*Selection*
◇ ◇ ◇ ◇

After executing this request, we'll create a source with the following columns:

| name    | type                        | optional?                                      |
|---------|-----------------------------|------------------------------------------------|
| body    | `bytea`, `jsonb`, or `text` | No                                             |
| headers | `map[text => text]`         | Yes, present if `INCLUDE HEADERS` is specified |

The `headers` map, if present, maps the name of each header in the
request, converted to lower case, to its value.

We'll add a new endpoint to the existing [`base_router`](https://github.com/MaterializeInc/materialize/blob/6e1f4c7352427301d782438d614feafb0f644442/src/environmentd/src/http.rs#L747)
in `environmentd` with the path: `/api/webhook/:database/:schema/:name`. This follows the existing
pattern of our other two endpoints, whose paths also start with `/api`. Users can then send events
to their source, using its fully qualified name.

◇ ◇ ◇ ◇

*Goals*
**A.** Based on the webhook source text above, decide whether each statement agrees with it. (i) Header names in the `headers` map are converted to lower case. (ii) The new endpoint will be added to a newly created router. (iii) The `headers` column appears only if `INCLUDE HEADERS` is specified.
**B.** Resume the webhook source text after its last sentence.
The material that follows is separate from the text above.

*Dataset section*

◇ ◇ ◇ ◇

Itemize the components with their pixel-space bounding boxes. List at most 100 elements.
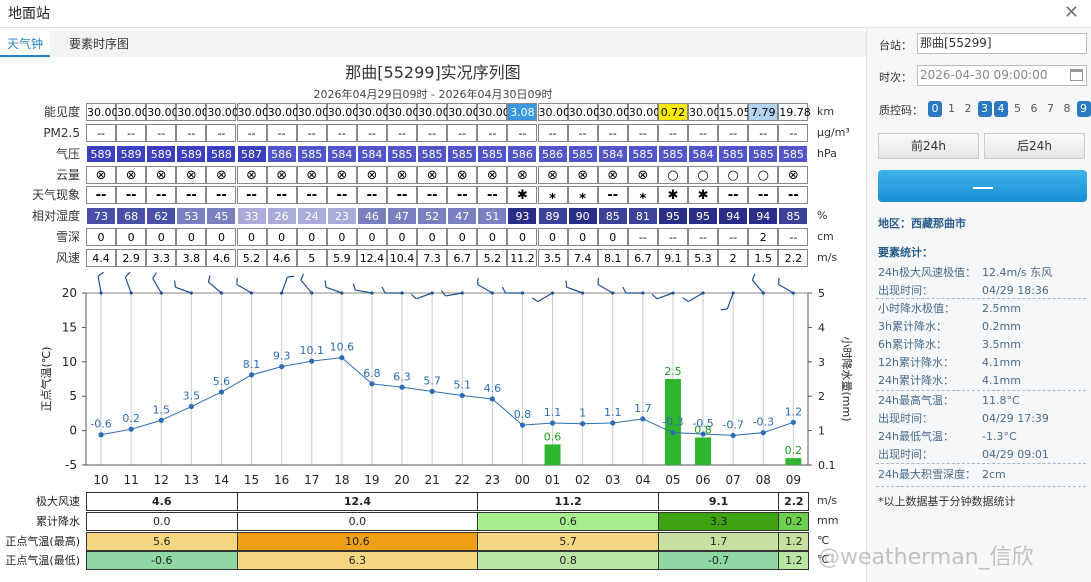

◇ ◇ ◇ ◇

*Task-by-task answers*
**A.**
(i) Yes: "converted to lower case, to its value."
(ii) No: "We'll add a new endpoint to the existing"
(iii) Yes: "present if `INCLUDE HEADERS` is specified"

**B.**
> **_Note_**: The existing Web Sockets API is at `/api/experimental/ws`, we could move the webhooks
API under the path `/api/experimental/webhook`, if we think there will be significant breaking
changes in the future.

We'll also add a new API `mz_adapter::Client::append_webhook` which is very similar to the existing
[`insert_rows`](https://github.com/MaterializeInc/materialize/blob/6e1f4c7352427301d782438d614feafb0f644442/src/adapter/src/client.rs#L392-L397)
on the `SessionClient`. This new API will send the following to the `Coordinator` via a new `Command`:

1. The captured `:database`, `:schema`, and `:name` from the URL path.
2. The body and optionally headers of the request.
3. A `oneshot::Sender` that can be used to send a response.

Note, the reason we'll use the `mz_adapter::Client` and not the `SessionClient`, is because to push
data to a source we don't need a `Session`. Creating and tearing down a `Session` adds non-trivial
overhead and also possibly results in unneccessary writes to CockroachDB.

In the coordinator we'll do the following:

1. Map the `database`, `schema`, and `name` to a webhook source using the `Catalog`. Erroring if no
   object can be found or the object is not a webhook source.
2. Get the sending side of a channel that can be used to send new data to the `StorageController`.
   This would be using the new `StorageController::monotonic_appender(...)` detailed below.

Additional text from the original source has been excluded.